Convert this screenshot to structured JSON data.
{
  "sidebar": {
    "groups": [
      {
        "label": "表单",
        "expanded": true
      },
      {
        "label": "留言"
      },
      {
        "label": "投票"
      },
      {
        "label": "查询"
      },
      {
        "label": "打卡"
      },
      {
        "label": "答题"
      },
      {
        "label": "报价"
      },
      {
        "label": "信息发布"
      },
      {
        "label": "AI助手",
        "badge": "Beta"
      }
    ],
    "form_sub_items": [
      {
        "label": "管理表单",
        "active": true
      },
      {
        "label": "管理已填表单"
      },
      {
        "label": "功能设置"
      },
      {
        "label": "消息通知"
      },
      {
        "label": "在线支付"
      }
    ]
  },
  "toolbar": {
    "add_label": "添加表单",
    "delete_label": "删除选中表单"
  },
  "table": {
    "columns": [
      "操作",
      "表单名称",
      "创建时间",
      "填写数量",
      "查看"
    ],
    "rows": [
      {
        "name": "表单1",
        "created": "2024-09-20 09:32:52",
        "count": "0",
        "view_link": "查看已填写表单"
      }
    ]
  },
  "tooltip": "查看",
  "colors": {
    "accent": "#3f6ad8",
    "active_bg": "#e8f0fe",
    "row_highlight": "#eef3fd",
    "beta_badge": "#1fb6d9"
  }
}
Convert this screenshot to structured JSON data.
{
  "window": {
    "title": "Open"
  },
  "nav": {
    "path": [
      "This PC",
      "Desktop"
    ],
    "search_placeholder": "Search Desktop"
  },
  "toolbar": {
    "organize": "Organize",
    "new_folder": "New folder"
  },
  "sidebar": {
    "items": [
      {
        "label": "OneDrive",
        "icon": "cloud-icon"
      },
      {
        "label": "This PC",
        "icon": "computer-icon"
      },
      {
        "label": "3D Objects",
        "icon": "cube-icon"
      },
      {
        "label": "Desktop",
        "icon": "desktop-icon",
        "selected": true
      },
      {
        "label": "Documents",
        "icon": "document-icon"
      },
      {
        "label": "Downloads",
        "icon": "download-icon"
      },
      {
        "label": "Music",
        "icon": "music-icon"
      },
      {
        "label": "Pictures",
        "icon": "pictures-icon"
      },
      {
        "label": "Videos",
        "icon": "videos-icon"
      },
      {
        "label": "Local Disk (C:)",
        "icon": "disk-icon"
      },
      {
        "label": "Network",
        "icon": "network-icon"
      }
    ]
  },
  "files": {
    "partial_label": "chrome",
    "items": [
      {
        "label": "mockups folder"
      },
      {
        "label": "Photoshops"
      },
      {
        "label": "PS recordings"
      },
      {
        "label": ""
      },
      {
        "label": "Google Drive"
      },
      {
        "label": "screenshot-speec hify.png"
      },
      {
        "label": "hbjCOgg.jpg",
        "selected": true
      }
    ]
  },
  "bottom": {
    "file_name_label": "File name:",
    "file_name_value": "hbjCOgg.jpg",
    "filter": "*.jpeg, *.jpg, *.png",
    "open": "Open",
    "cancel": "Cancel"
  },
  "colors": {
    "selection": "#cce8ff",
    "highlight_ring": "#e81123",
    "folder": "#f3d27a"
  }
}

---*---

> TASK DESCRIPTION: Above are some records; extract every one of them exactly.

> RESPONSE FOR THIS EXERCISE:
Convert this screenshot to structured JSON data.
{
  "sidebar": {
    "groups": [
      {
        "label": "表单",
        "expanded": true
      },
      {
        "label": "留言"
      },
      {
        "label": "投票"
      },
      {
        "label": "查询"
      },
      {
        "label": "打卡"
      },
      {
        "label": "答题"
      },
      {
        "label": "报价"
      },
      {
        "label": "信息发布"
      },
      {
        "label": "AI助手",
        "badge": "Beta"
      }
    ],
    "form_sub_items": [
      {
        "label": "管理表单",
        "active": true
      },
      {
        "label": "管理已填表单"
      },
      {
        "label": "功能设置"
      },
      {
        "label": "消息通知"
      },
      {
        "label": "在线支付"
      }
    ]
  },
  "toolbar": {
    "add_label": "添加表单",
    "delete_label": "删除选中表单"
  },
  "table": {
    "columns": [
      "操作",
      "表单名称",
      "创建时间",
      "填写数量",
      "查看"
    ],
    "rows": [
      {
        "name": "表单1",
        "created": "2024-09-20 09:32:52",
        "count": "0",
        "view_link": "查看已填写表单"
      }
    ]
  },
  "tooltip": "查看",
  "colors": {
    "accent": "#3f6ad8",
    "active_bg": "#e8f0fe",
    "row_highlight": "#eef3fd",
    "beta_badge": "#1fb6d9"
  }
}
Convert this screenshot to structured JSON data.
{
  "window": {
    "title": "Open"
  },
  "nav": {
    "path": [
      "This PC",
      "Desktop"
    ],
    "search_placeholder": "Search Desktop"
  },
  "toolbar": {
    "organize": "Organize",
    "new_folder": "New folder"
  },
  "sidebar": {
    "items": [
      {
        "label": "OneDrive",
        "icon": "cloud-icon"
      },
      {
        "label": "This PC",
        "icon": "computer-icon"
      },
      {
        "label": "3D Objects",
        "icon": "cube-icon"
      },
      {
        "label": "Desktop",
        "icon": "desktop-icon",
        "selected": true
      },
      {
        "label": "Documents",
        "icon": "document-icon"
      },
      {
        "label": "Downloads",
        "icon": "download-icon"
      },
      {
        "label": "Music",
        "icon": "music-icon"
      },
      {
        "label": "Pictures",
        "icon": "pictures-icon"
      },
      {
        "label": "Videos",
        "icon": "videos-icon"
      },
      {
        "label": "Local Disk (C:)",
        "icon": "disk-icon"
      },
      {
        "label": "Network",
        "icon": "network-icon"
      }
    ]
  },
  "files": {
    "partial_label": "chrome",
    "items": [
      {
        "label": "mockups folder"
      },
      {
        "label": "Photoshops"
      },
      {
        "label": "PS recordings"
      },
      {
        "label": ""
      },
      {
        "label": "Google Drive"
      },
      {
        "label": "screenshot-speec hify.png"
      },
      {
        "label": "hbjCOgg.jpg",
        "selected": true
      }
    ]
  },
  "bottom": {
    "file_name_label": "File name:",
    "file_name_value": "hbjCOgg.jpg",
    "filter": "*.jpeg, *.jpg, *.png",
    "open": "Open",
    "cancel": "Cancel"
  },
  "colors": {
    "selection": "#cce8ff",
    "highlight_ring": "#e81123",
    "folder": "#f3d27a"
  }
}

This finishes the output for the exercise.